Dataset records

———

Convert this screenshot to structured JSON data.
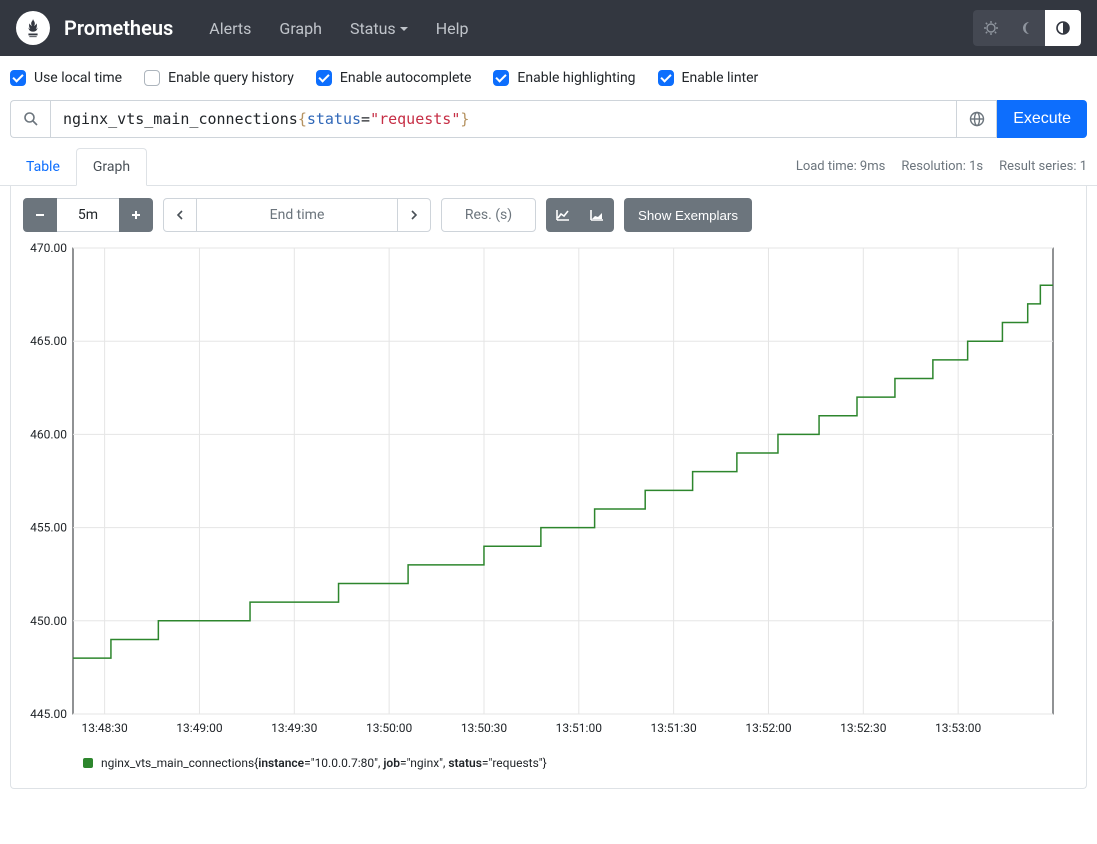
{
  "navbar": {
    "brand": "Prometheus",
    "links": [
      "Alerts",
      "Graph",
      "Status",
      "Help"
    ]
  },
  "options": {
    "local_time": "Use local time",
    "query_history": "Enable query history",
    "autocomplete": "Enable autocomplete",
    "highlighting": "Enable highlighting",
    "linter": "Enable linter"
  },
  "query": {
    "metric": "nginx_vts_main_connections",
    "label_key": "status",
    "label_val": "\"requests\"",
    "execute": "Execute"
  },
  "tabs": {
    "table": "Table",
    "graph": "Graph"
  },
  "tab_meta": {
    "load_time": "Load time: 9ms",
    "resolution": "Resolution: 1s",
    "series": "Result series: 1"
  },
  "controls": {
    "range": "5m",
    "end_time_placeholder": "End time",
    "res_placeholder": "Res. (s)",
    "exemplars": "Show Exemplars"
  },
  "chart_data": {
    "type": "line",
    "ylim": [
      445,
      470
    ],
    "yticks": [
      445,
      450,
      455,
      460,
      465,
      470
    ],
    "xticks": [
      "13:48:30",
      "13:49:00",
      "13:49:30",
      "13:50:00",
      "13:50:30",
      "13:51:00",
      "13:51:30",
      "13:52:00",
      "13:52:30",
      "13:53:00"
    ],
    "x_start": 0,
    "x_end": 310,
    "x_tick_positions": [
      10,
      40,
      70,
      100,
      130,
      160,
      190,
      220,
      250,
      280
    ],
    "series": [
      {
        "name": "nginx_vts_main_connections",
        "labels": {
          "instance": "10.0.0.7:80",
          "job": "nginx",
          "status": "requests"
        },
        "color": "#2d862d",
        "points": [
          [
            0,
            448
          ],
          [
            12,
            448
          ],
          [
            12,
            449
          ],
          [
            27,
            449
          ],
          [
            27,
            450
          ],
          [
            42,
            450
          ],
          [
            42,
            450
          ],
          [
            56,
            450
          ],
          [
            56,
            451
          ],
          [
            70,
            451
          ],
          [
            70,
            451
          ],
          [
            84,
            451
          ],
          [
            84,
            452
          ],
          [
            95,
            452
          ],
          [
            95,
            452
          ],
          [
            106,
            452
          ],
          [
            106,
            453
          ],
          [
            118,
            453
          ],
          [
            118,
            453
          ],
          [
            130,
            453
          ],
          [
            130,
            454
          ],
          [
            138,
            454
          ],
          [
            138,
            454
          ],
          [
            148,
            454
          ],
          [
            148,
            455
          ],
          [
            156,
            455
          ],
          [
            156,
            455
          ],
          [
            165,
            455
          ],
          [
            165,
            456
          ],
          [
            172,
            456
          ],
          [
            172,
            456
          ],
          [
            181,
            456
          ],
          [
            181,
            457
          ],
          [
            188,
            457
          ],
          [
            188,
            457
          ],
          [
            196,
            457
          ],
          [
            196,
            458
          ],
          [
            202,
            458
          ],
          [
            202,
            458
          ],
          [
            210,
            458
          ],
          [
            210,
            459
          ],
          [
            216,
            459
          ],
          [
            216,
            459
          ],
          [
            223,
            459
          ],
          [
            223,
            460
          ],
          [
            228,
            460
          ],
          [
            228,
            460
          ],
          [
            236,
            460
          ],
          [
            236,
            461
          ],
          [
            241,
            461
          ],
          [
            241,
            461
          ],
          [
            248,
            461
          ],
          [
            248,
            462
          ],
          [
            253,
            462
          ],
          [
            253,
            462
          ],
          [
            260,
            462
          ],
          [
            260,
            463
          ],
          [
            265,
            463
          ],
          [
            265,
            463
          ],
          [
            272,
            463
          ],
          [
            272,
            464
          ],
          [
            277,
            464
          ],
          [
            277,
            464
          ],
          [
            283,
            464
          ],
          [
            283,
            465
          ],
          [
            288,
            465
          ],
          [
            288,
            465
          ],
          [
            294,
            465
          ],
          [
            294,
            466
          ],
          [
            298,
            466
          ],
          [
            298,
            466
          ],
          [
            302,
            466
          ],
          [
            302,
            467
          ],
          [
            306,
            467
          ],
          [
            306,
            468
          ],
          [
            310,
            468
          ]
        ]
      }
    ]
  },
  "legend": {
    "metric": "nginx_vts_main_connections",
    "k1": "instance",
    "v1": "\"10.0.0.7:80\"",
    "k2": "job",
    "v2": "\"nginx\"",
    "k3": "status",
    "v3": "\"requests\""
  }
}
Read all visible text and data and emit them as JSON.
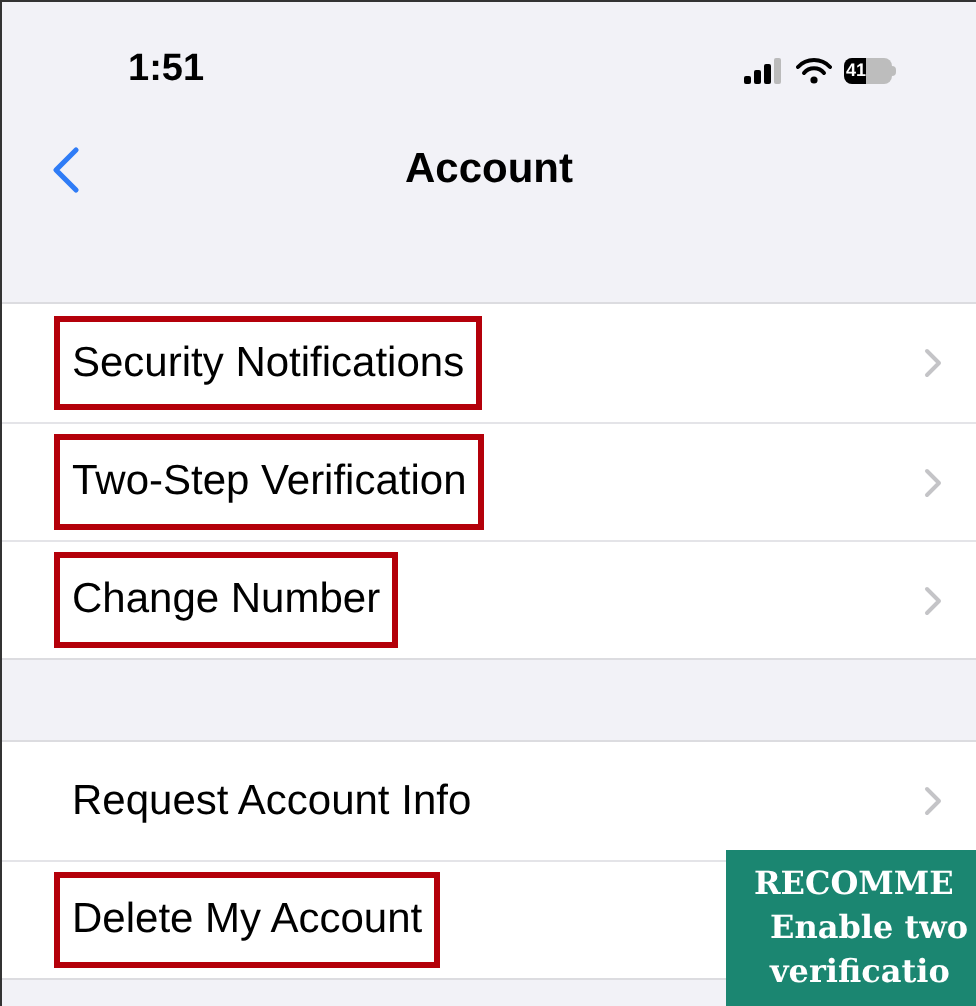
{
  "status_bar": {
    "time": "1:51",
    "battery": "41"
  },
  "nav": {
    "title": "Account"
  },
  "sections": [
    {
      "rows": [
        {
          "label": "Security Notifications",
          "highlighted": true
        },
        {
          "label": "Two-Step Verification",
          "highlighted": true
        },
        {
          "label": "Change Number",
          "highlighted": true
        }
      ]
    },
    {
      "rows": [
        {
          "label": "Request Account Info",
          "highlighted": false
        },
        {
          "label": "Delete My Account",
          "highlighted": true
        }
      ]
    }
  ],
  "callout": {
    "lines": [
      "RECOMME",
      "Enable two",
      "verificatio"
    ]
  }
}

———

### Requirement
Identify the lines that hold the word "Account". Copy every one of them.

### Written solution
    "title": "Account"
          "label": "Request Account Info",
          "label": "Delete My Account",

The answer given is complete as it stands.